▶ PROMPT
Tell how many lines in the data below hold the string "TOMATE"; give nothing but the number.

▶ DATA SUPPLIED
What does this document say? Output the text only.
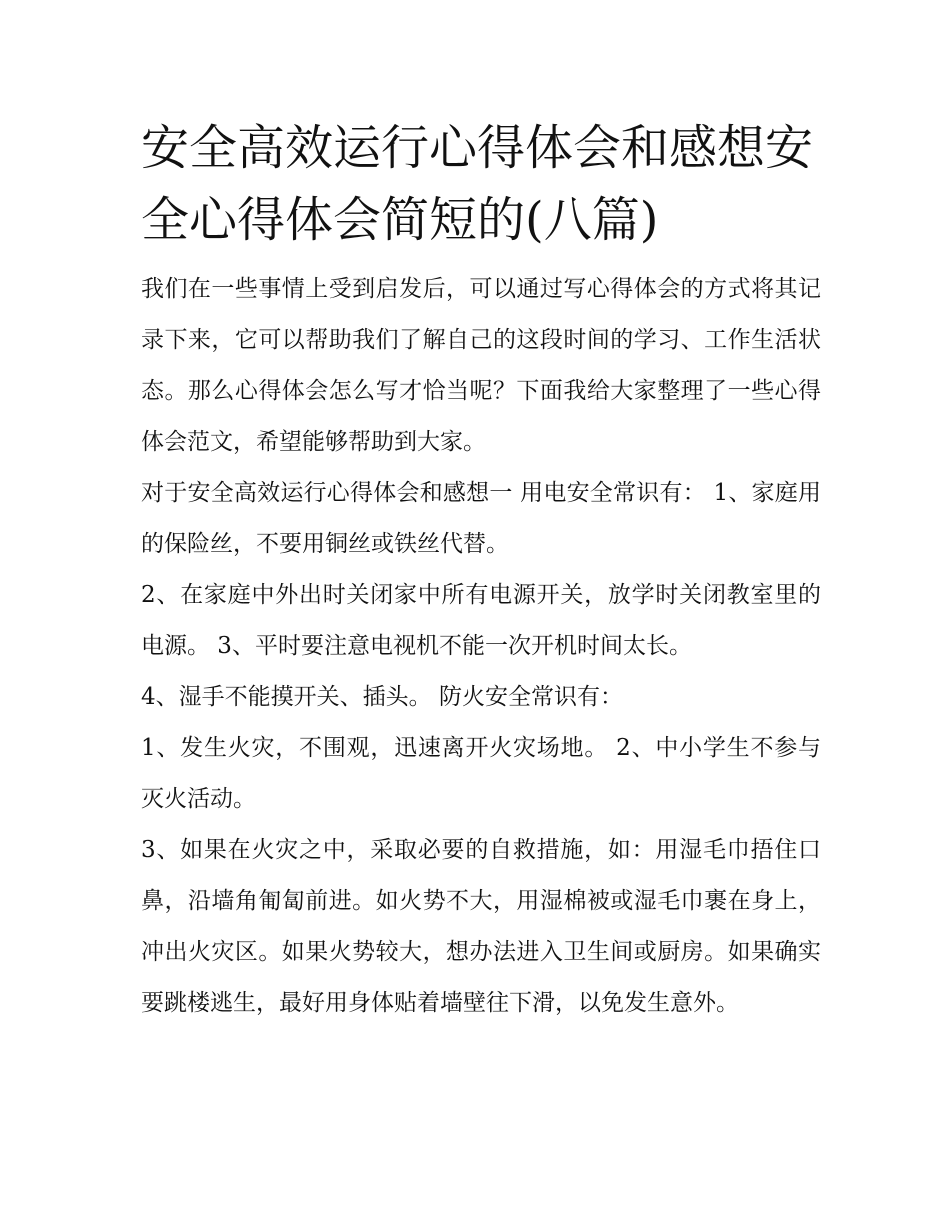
安全高效运行心得体会和感想安全心得体会简短的(八篇)

我们在一些事情上受到启发后，可以通过写心得体会的方式将其记录下来，它可以帮助我们了解自己的这段时间的学习、工作生活状态。那么心得体会怎么写才恰当呢？下面我给大家整理了一些心得体会范文，希望能够帮助到大家。

对于安全高效运行心得体会和感想一 用电安全常识有： 1、家庭用的保险丝，不要用铜丝或铁丝代替。

2、在家庭中外出时关闭家中所有电源开关，放学时关闭教室里的电源。 3、平时要注意电视机不能一次开机时间太长。

4、湿手不能摸开关、插头。 防火安全常识有：

1、发生火灾，不围观，迅速离开火灾场地。 2、中小学生不参与灭火活动。

3、如果在火灾之中，采取必要的自救措施，如：用湿毛巾捂住口鼻，沿墙角匍匐前进。如火势不大，用湿棉被或湿毛巾裹在身上，冲出火灾区。如果火势较大，想办法进入卫生间或厨房。如果确实要跳楼逃生，最好用身体贴着墙壁往下滑，以免发生意外。
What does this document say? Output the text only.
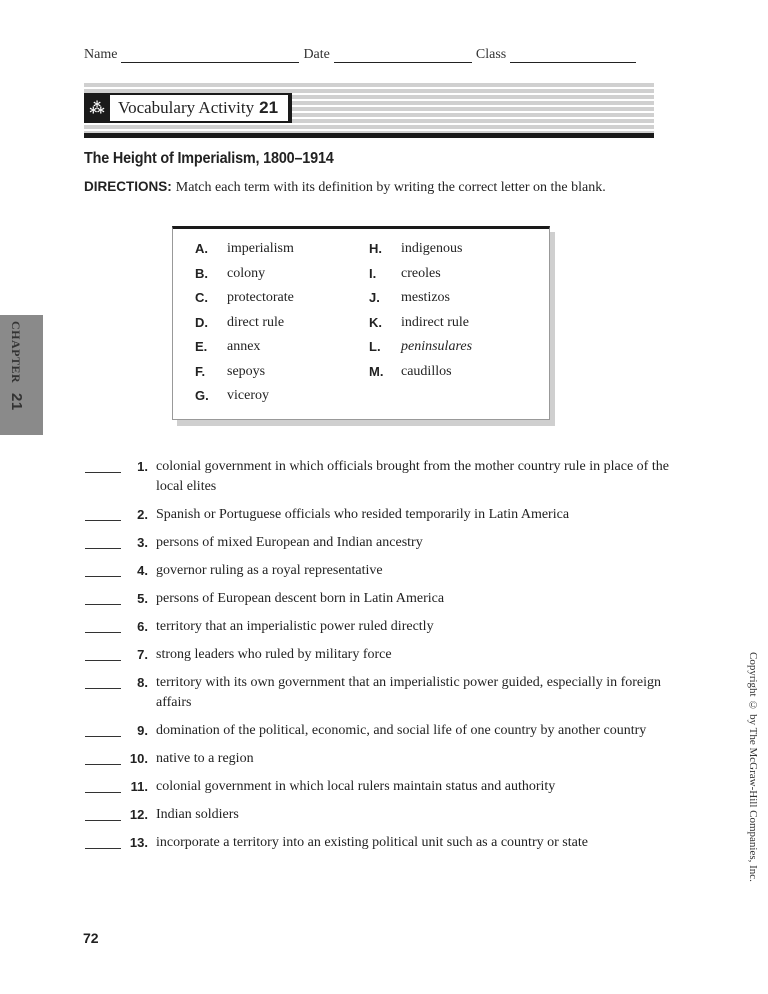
Name	Date	Class
⁂ Vocabulary Activity 21
The Height of Imperialism, 1800–1914
DIRECTIONS: Match each term with its definition by writing the correct letter on the blank.
A.	imperialism
B.	colony
C.	protectorate
D.	direct rule
E.	annex
F.	sepoys
G.	viceroy
H.	indigenous
I.	creoles
J.	mestizos
K.	indirect rule
L.	peninsulares
M.	caudillos
CHAPTER 21
1. colonial government in which officials brought from the mother country rule in place of the local elites
2. Spanish or Portuguese officials who resided temporarily in Latin America
3. persons of mixed European and Indian ancestry
4. governor ruling as a royal representative
5. persons of European descent born in Latin America
6. territory that an imperialistic power ruled directly
7. strong leaders who ruled by military force
8. territory with its own government that an imperialistic power guided, especially in foreign affairs
9. domination of the political, economic, and social life of one country by another country
10. native to a region
11. colonial government in which local rulers maintain status and authority
12. Indian soldiers
13. incorporate a territory into an existing political unit such as a country or state	Copyright © by The McGraw-Hill Companies, Inc.
72
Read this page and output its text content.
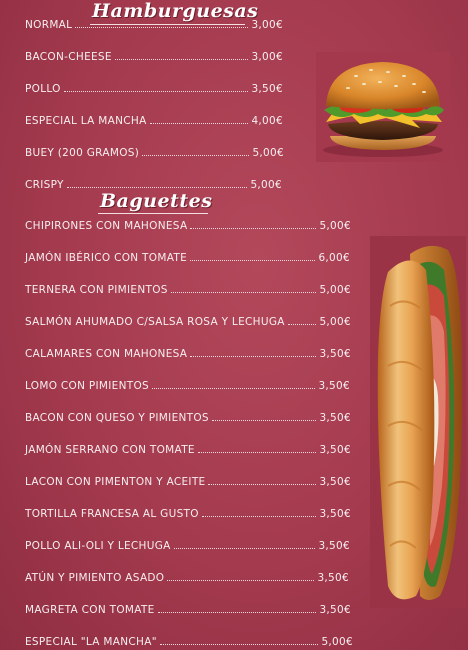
Hamburguesas
NORMAL	3,00€
BACON-CHEESE	3,00€
POLLO	3,50€
ESPECIAL LA MANCHA	4,00€
BUEY (200 GRAMOS)	5,00€
CRISPY	5,00€
Baguettes
CHIPIRONES CON MAHONESA	5,00€
JAMÓN IBÉRICO CON TOMATE	6,00€
TERNERA CON PIMIENTOS	5,00€
SALMÓN AHUMADO C/SALSA ROSA Y LECHUGA	5,00€
CALAMARES CON MAHONESA	3,50€
LOMO CON PIMIENTOS	3,50€
BACON CON QUESO Y PIMIENTOS	3,50€
JAMÓN SERRANO CON TOMATE	3,50€
LACON CON PIMENTON Y ACEITE	3,50€
TORTILLA FRANCESA AL GUSTO	3,50€
POLLO ALI-OLI Y LECHUGA	3,50€
ATÚN Y PIMIENTO ASADO	3,50€
MAGRETA CON TOMATE	3,50€
ESPECIAL "LA MANCHA"	5,00€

▶ SOLUTION TO THIS EXERCISE
3